### Objectif A
Pouvez-vous recopier à l'identique, dans les enregistrements, le passage qui va de la ligne contenant « y-tick-label-3: -1.0 (15, 336, 53, 361) » jusqu'à celle contenant « Pick out 49 », ces deux lignes comprises ?

### Extrait fourni
____
Je sais, je ne vous ai rien dit, sinon que vous promener à Gaza avec Piper, dans l’esprit de Piper, suivre ses gestes et ses pensées, a quelque chose d’envoûtant. De triste et de beau aussi. Elle me plait vraiment beaucoup, cette Anglaise. « Neiges intérieures » était un roman assez dur, noir même, qui m’avait impressionnée, du genre qu’on n’oublie pas. Celui-ci, dans lequel on retrouve vraiment un caractère dans l’écriture, un vrai style, me trotte toujours dans la tête, parfois je pense à Piper. 

« Ils sont retournés au Beach Club se réchauffer avec un dernier whisky sour. Certains collègues étaient partis entre -temps, d’autres tenaient la jambe au pauvre Juda qui semblait dormir debout, abruti, saisi d’une crise de bâillements, pendant qu’il faisait sa vaisselle. Assis sur les grands tabourets de paille, ils sont encore restés bien une heure, à jouer aux dés.

Gaza alentour était plongée dans la nuit, telle une ville tranquille. »

On peut ne pas parvenir à entrer dans ce livre, dans la vie de Piper, ni dans ce microcosme de l’humanitaire qui fait la fête le week-end entre deux missions. Piper, elle, va entrer, à sa façon, dans la vie des Gazaouis avec beaucoup d’humilité, enfin je trouve. Pour moi, c’est cet aspect du livre que je préfère, les problèmes de couple restant pour moi l’aspect qui m’a le moins touchée. C’est l’intimité humaine de Piper et sa pensée qui m’a émue.640px-WMC_Gaza_City

Ici tout est en nuances, en touches d’ombre et de lumière. J’ai beaucoup aimé cette lecture et beaucoup aimé Piper, une femme qui attend, une femme qui peut-être espère, une femme seule, au fond. L’épouse.
____
### Données de l'exercice
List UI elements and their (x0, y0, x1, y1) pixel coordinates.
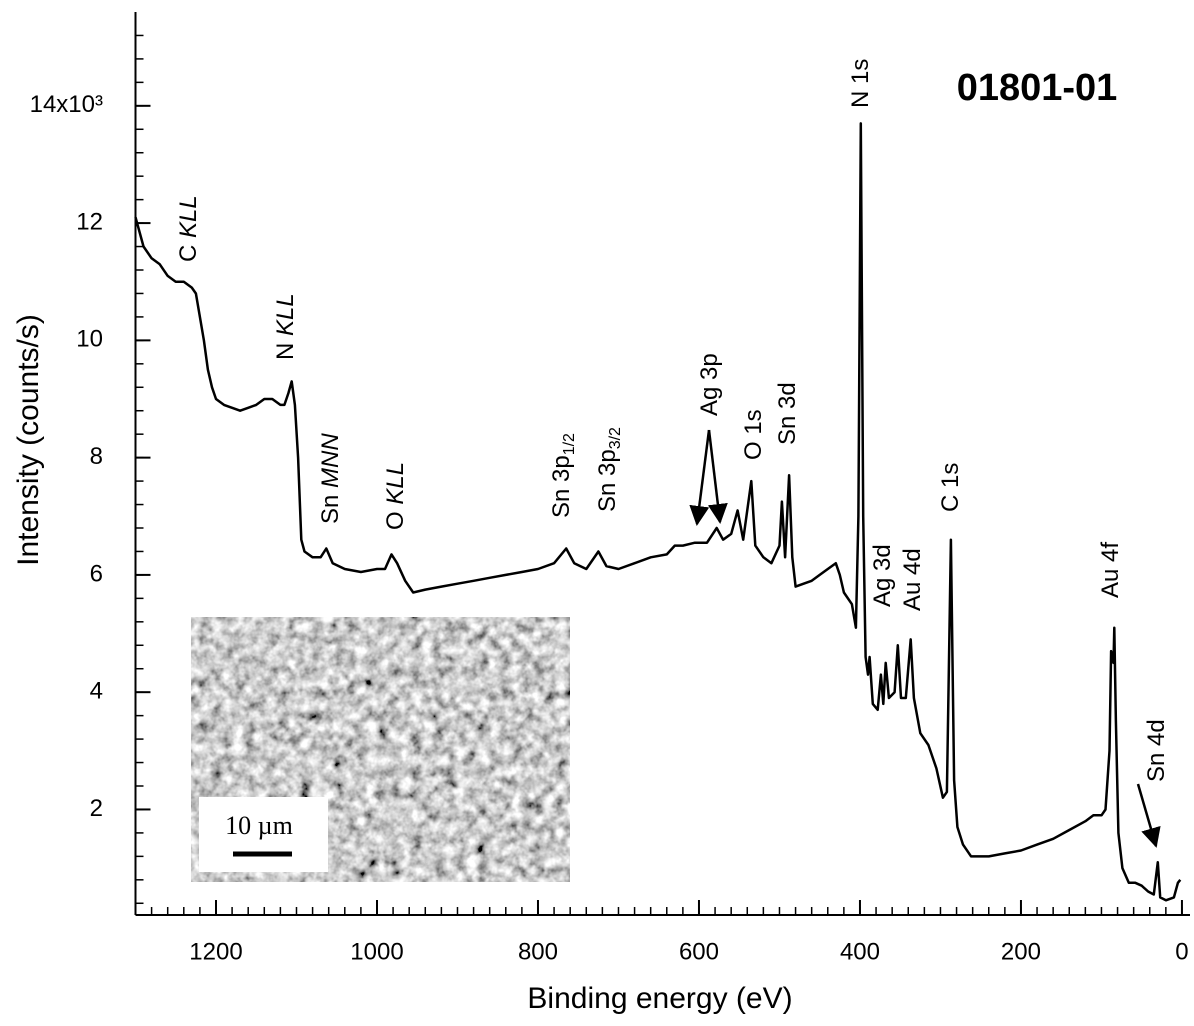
x-axis-label: Binding energy (eV) (527, 982, 792, 1015)
peak-label: O KLL (382, 462, 409, 530)
arrow (707, 429, 728, 524)
y-tick-label: 14x10³ (30, 91, 103, 118)
peak-label: O 1s (740, 409, 767, 460)
peak-label: Ag 3p (696, 353, 723, 416)
x-tick-label: 400 (840, 938, 880, 965)
peak-label: C KLL (175, 195, 202, 262)
peak-label: Au 4f (1097, 542, 1124, 598)
peak-label: Sn MNN (317, 433, 344, 524)
y-tick-label: 8 (90, 443, 103, 470)
peak-label-text: O 1s (740, 409, 767, 460)
y-tick-label: 6 (90, 560, 103, 587)
peak-label: N 1s (847, 59, 874, 108)
peak-label-text: Au 4d (899, 548, 926, 611)
peak-label-text: N (272, 336, 299, 360)
sample-id: 01801-01 (957, 67, 1118, 109)
peak-label-text: Ag 3d (869, 544, 896, 607)
peak-label: C 1s (937, 463, 964, 512)
peak-label: Sn 3p3/2 (594, 427, 624, 512)
peak-label: Au 4d (899, 548, 926, 611)
peak-label-text: Au 4f (1097, 542, 1124, 598)
peak-label-text: N 1s (847, 59, 874, 108)
peak-label-text: Sn (317, 488, 344, 524)
peak-label-text: Sn 3p (594, 449, 621, 512)
y-axis-label: Intensity (counts/s) (12, 314, 45, 566)
x-tick-label: 200 (1001, 938, 1041, 965)
peak-label: Sn 3p1/2 (548, 433, 578, 518)
peak-label-sub: 3/2 (607, 427, 624, 449)
y-tick-label: 10 (76, 326, 103, 353)
peak-label-text: Ag 3p (696, 353, 723, 416)
y-tick-label: 12 (76, 208, 103, 235)
x-tick-label: 0 (1175, 938, 1188, 965)
peak-label-text: Sn 3p (548, 455, 575, 518)
peak-label-italic: MNN (317, 433, 344, 488)
peak-label-italic: KLL (175, 195, 202, 238)
peak-label-italic: KLL (272, 293, 299, 336)
arrow (1136, 783, 1161, 848)
y-tick-label: 4 (90, 678, 103, 705)
arrow (689, 429, 711, 526)
peak-label-text: O (382, 505, 409, 530)
scale-label: 10 µm (225, 811, 293, 840)
peak-label-text: Sn 3d (774, 382, 801, 445)
x-tick-label: 1200 (189, 938, 242, 965)
scale-box (199, 797, 328, 872)
spectrum-line (134, 122, 1182, 902)
peak-label-sub: 1/2 (561, 433, 578, 455)
peak-label-italic: KLL (382, 462, 409, 505)
x-tick-label: 1000 (350, 938, 403, 965)
peak-label: N KLL (272, 293, 299, 360)
x-tick-label: 800 (518, 938, 558, 965)
x-tick-label: 600 (679, 938, 719, 965)
y-tick-label: 2 (90, 795, 103, 822)
peak-label: Sn 3d (774, 382, 801, 445)
peak-label: Sn 4d (1143, 719, 1170, 782)
peak-label-text: C (175, 238, 202, 262)
peak-label-text: C 1s (937, 463, 964, 512)
arrows (689, 429, 1161, 848)
peak-label: Ag 3d (869, 544, 896, 607)
peak-label-text: Sn 4d (1143, 719, 1170, 782)
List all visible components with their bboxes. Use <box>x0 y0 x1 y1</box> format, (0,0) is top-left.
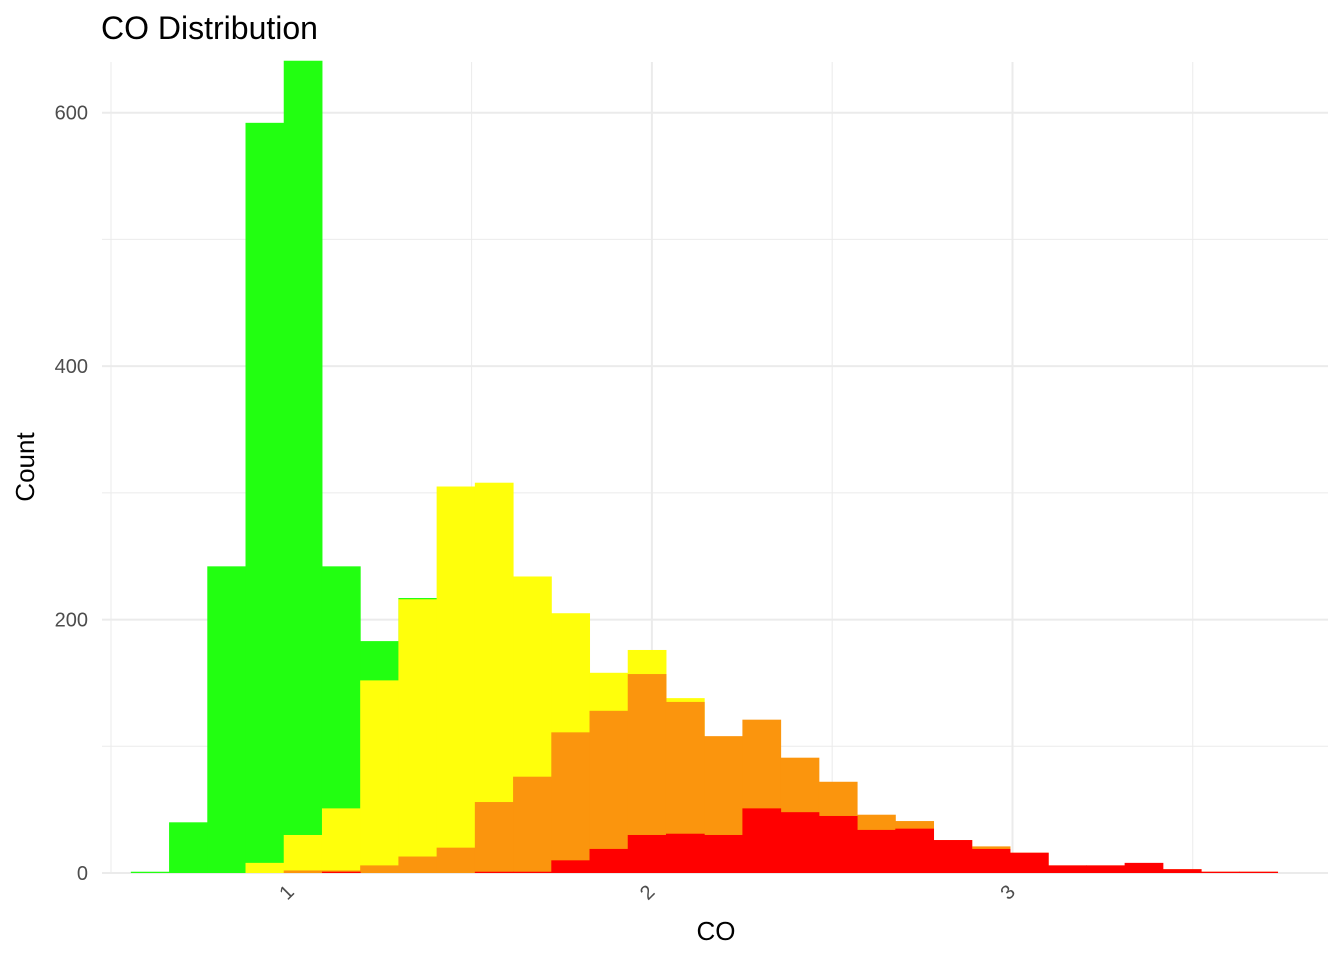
bar-series-4-bin-15 <box>665 833 705 873</box>
bar-series-4-bin-16 <box>704 834 743 873</box>
x-tick-label: 2 <box>636 881 659 904</box>
grid-minor-lines <box>102 62 1328 873</box>
bar-series-4-bin-28 <box>1162 869 1202 873</box>
bar-series-2-bin-5 <box>283 834 323 873</box>
bar-series-4-bin-19 <box>818 815 858 873</box>
bar-series-4-bin-14 <box>627 834 667 873</box>
bar-series-3-bin-5 <box>283 870 323 873</box>
bar-series-4-bin-11 <box>513 871 552 873</box>
bar-series-2-bin-6 <box>321 808 361 873</box>
bar-series-3-bin-10 <box>474 802 514 873</box>
y-tick-label: 600 <box>55 103 88 125</box>
bar-series-2-bin-9 <box>436 486 476 873</box>
bar-series-2-bin-4 <box>245 862 285 873</box>
x-tick-label: 3 <box>997 881 1020 904</box>
bar-series-4-bin-10 <box>474 871 514 873</box>
bar-series-4-bin-6 <box>321 871 361 873</box>
y-axis-ticks: 0 200 400 600 <box>55 103 88 885</box>
bar-series-4-bin-13 <box>589 848 629 873</box>
bar-series-4-bin-26 <box>1086 865 1126 873</box>
bar-series-4-bin-22 <box>933 840 973 873</box>
bar-series-3-bin-9 <box>436 847 476 873</box>
bar-series-3-bin-13 <box>589 710 629 873</box>
bar-series-4-bin-20 <box>857 829 896 873</box>
bar-series-4-bin-21 <box>895 828 935 873</box>
bar-series-1-bin-5 <box>283 60 323 874</box>
bar-series-1-bin-1 <box>130 871 170 873</box>
bar-series-3-bin-8 <box>398 856 438 873</box>
bar-series-1-bin-2 <box>169 822 208 873</box>
bar-series-2-bin-7 <box>360 680 399 873</box>
histogram-bars <box>130 60 1279 874</box>
bar-series-4-bin-25 <box>1048 865 1087 873</box>
bar-series-1-bin-4 <box>245 122 285 873</box>
bar-series-4-bin-30 <box>1239 871 1279 873</box>
y-tick-label: 200 <box>55 610 88 632</box>
bar-series-4-bin-18 <box>780 812 820 873</box>
bar-series-3-bin-11 <box>513 776 552 873</box>
bar-series-4-bin-29 <box>1201 871 1240 873</box>
y-axis-title: Count <box>10 432 40 502</box>
y-tick-label: 400 <box>55 356 88 378</box>
bar-series-4-bin-17 <box>742 808 782 873</box>
x-axis-ticks: 1 2 3 <box>275 881 1020 904</box>
bar-series-4-bin-12 <box>551 860 591 873</box>
bar-series-3-bin-7 <box>360 865 399 873</box>
chart-title: CO Distribution <box>101 10 318 46</box>
y-tick-label: 0 <box>77 863 88 885</box>
x-tick-label: 1 <box>275 881 298 904</box>
bar-series-3-bin-12 <box>551 732 591 873</box>
bar-series-1-bin-3 <box>207 566 247 873</box>
bar-series-4-bin-27 <box>1124 862 1164 873</box>
x-axis-title: CO <box>697 916 736 946</box>
bar-series-2-bin-8 <box>398 599 438 873</box>
bar-series-4-bin-23 <box>971 848 1011 873</box>
bar-series-4-bin-24 <box>1009 852 1049 873</box>
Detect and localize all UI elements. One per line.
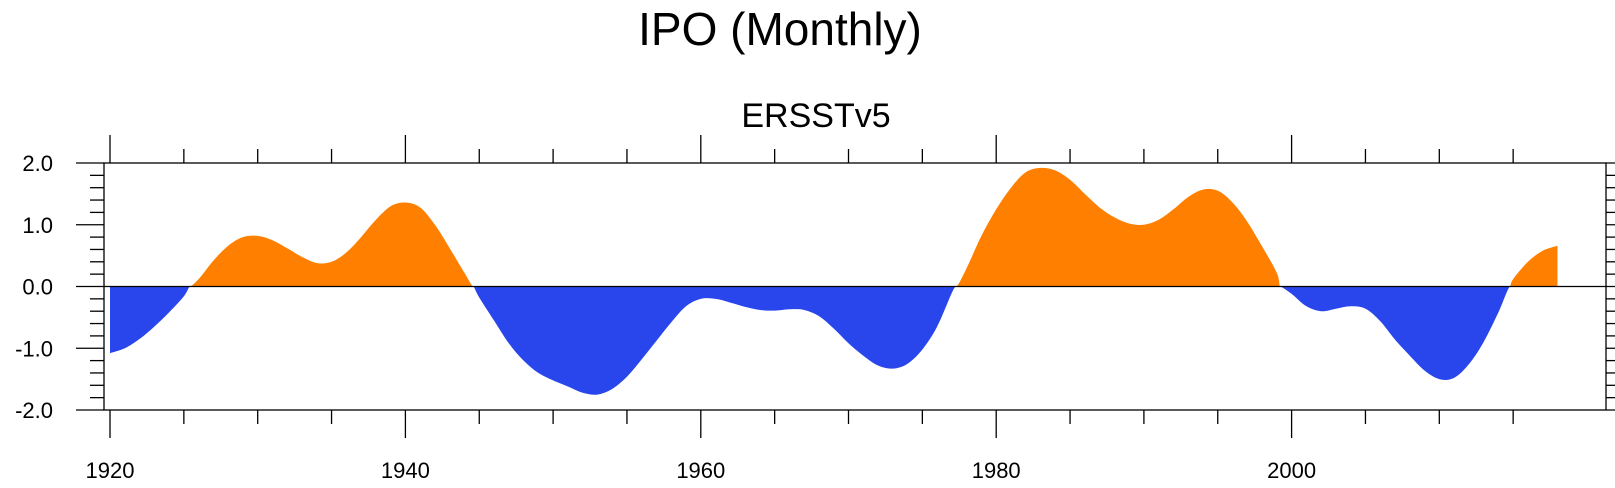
y-tick-label-3: -1.0 (15, 336, 53, 361)
positive-area-5 (1510, 245, 1558, 287)
chart-subtitle: ERSSTv5 (741, 97, 890, 135)
axis-layer (76, 135, 1615, 438)
x-tick-label-1960: 1960 (676, 458, 725, 483)
y-tick-label-1: 1.0 (22, 213, 53, 238)
positive-area-3 (956, 167, 1280, 287)
x-tick-label-1920: 1920 (86, 458, 135, 483)
negative-area-2 (473, 286, 957, 395)
y-tick-label-0: 2.0 (22, 151, 53, 176)
y-tick-label-4: -2.0 (15, 398, 53, 423)
y-tick-label-2: 0.0 (22, 275, 53, 300)
positive-area-1 (189, 202, 474, 287)
x-tick-label-1980: 1980 (972, 458, 1021, 483)
chart-title: IPO (Monthly) (638, 3, 922, 55)
negative-area-4 (1279, 286, 1511, 380)
x-tick-label-2000: 2000 (1267, 458, 1316, 483)
x-tick-label-1940: 1940 (381, 458, 430, 483)
label-layer: 1920 1940 1960 1980 2000 2.0 1.0 0.0 -1.0 -2.0 (15, 151, 1316, 483)
negative-area-0 (110, 286, 190, 354)
area-layer (110, 167, 1558, 395)
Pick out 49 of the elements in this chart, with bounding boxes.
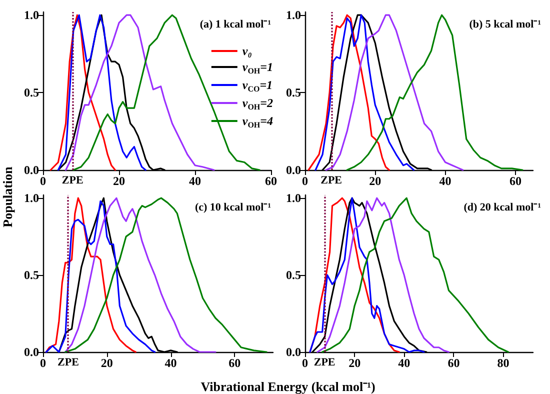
y-tick-label: 0.5 xyxy=(24,86,39,100)
x-tick-label: 40 xyxy=(439,174,452,188)
y-tick-label: 1.0 xyxy=(286,8,301,22)
x-tick-label: 40 xyxy=(398,356,410,370)
ref-line-label: ZPE xyxy=(62,174,84,186)
line-series xyxy=(316,197,450,353)
y-tick-label: 0.5 xyxy=(286,268,301,282)
x-tick-label: 60 xyxy=(509,174,522,188)
x-tick-label: 0 xyxy=(40,356,46,370)
legend-label: v₀ xyxy=(242,44,252,58)
line-series xyxy=(45,197,136,353)
x-tick-label: 40 xyxy=(164,356,177,370)
text: (a) 1 kcal mol⁻¹ xyxy=(200,18,272,30)
text: (b) 5 kcal mol⁻¹ xyxy=(469,18,542,30)
y-axis-title: Population xyxy=(0,166,16,228)
x-tick-label: 20 xyxy=(113,174,125,188)
text: (c) 10 kcal mol⁻¹ xyxy=(194,202,272,214)
line-series xyxy=(65,14,215,171)
line-series xyxy=(50,14,116,171)
y-tick-label: 0.0 xyxy=(286,163,301,177)
x-tick-label: 40 xyxy=(189,174,201,188)
x-tick-label: 0 xyxy=(40,174,46,188)
line-series xyxy=(45,200,156,353)
x-tick-label: 20 xyxy=(369,174,382,188)
ref-line-label: ZPE xyxy=(320,174,342,186)
x-tick-label: 0 xyxy=(302,174,308,188)
y-tick-label: 0.0 xyxy=(24,345,39,359)
text: (d) 20 kcal mol⁻¹ xyxy=(464,202,542,214)
line-series xyxy=(325,14,464,171)
line-series xyxy=(57,14,146,171)
ref-line-label: ZPE xyxy=(58,356,79,368)
y-tick-label: 1.0 xyxy=(286,191,301,206)
line-series xyxy=(314,14,415,171)
x-tick-label: 0 xyxy=(302,356,308,370)
x-tick-label: 20 xyxy=(348,356,361,370)
x-tick-label: 60 xyxy=(228,356,241,370)
ref-line-label: ZPE xyxy=(314,356,336,368)
x-tick-label: 60 xyxy=(265,174,277,188)
y-tick-label: 1.0 xyxy=(24,191,39,206)
y-tick-label: 0.0 xyxy=(24,163,39,177)
y-tick-label: 1.0 xyxy=(24,8,39,22)
y-tick-label: 0.5 xyxy=(286,86,301,100)
y-tick-label: 0.0 xyxy=(286,345,301,359)
line-series xyxy=(308,14,390,171)
x-tick-label: 60 xyxy=(448,356,460,370)
x-tick-label: 20 xyxy=(100,356,113,370)
x-axis-title: Vibrational Energy (kcal mol⁻¹) xyxy=(200,378,376,394)
x-tick-label: 80 xyxy=(497,356,510,370)
y-tick-label: 0.5 xyxy=(24,268,39,282)
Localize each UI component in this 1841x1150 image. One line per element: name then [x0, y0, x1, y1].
____
### Objectif B
Dans l'extrait fourni, que boivent-ils au Beach Club pour se réchauffer ?

### Réponse complète A
y-tick-label-3: -1.0 (15, 336, 53, 361)
positive-area-5 (1510, 245, 1558, 287)
chart-subtitle: ERSSTv5 (741, 97, 890, 135)
axis-layer (76, 135, 1615, 438)
x-tick-label-1960: 1960 (676, 458, 725, 483)
y-tick-label-1: 1.0 (22, 213, 53, 238)
positive-area-3 (956, 167, 1280, 287)
x-tick-label-1920: 1920 (86, 458, 135, 483)
negative-area-2 (473, 286, 957, 395)
y-tick-label-0: 2.0 (22, 151, 53, 176)
y-tick-label-4: -2.0 (15, 398, 53, 423)
y-tick-label-2: 0.0 (22, 275, 53, 300)
positive-area-1 (189, 202, 474, 287)
x-tick-label-1980: 1980 (972, 458, 1021, 483)
chart-title: IPO (Monthly) (638, 3, 922, 55)
negative-area-4 (1279, 286, 1511, 380)
x-tick-label-2000: 2000 (1267, 458, 1316, 483)
x-tick-label-1940: 1940 (381, 458, 430, 483)
label-layer: 1920 1940 1960 1980 2000 2.0 1.0 0.0 -1.0 -2.0 (15, 151, 1316, 483)
negative-area-0 (110, 286, 190, 354)
area-layer (110, 167, 1558, 395)
Pick out 49 of the elements in this chart, with bounding boxes.

### Réponse complète B
Un dernier whisky sour.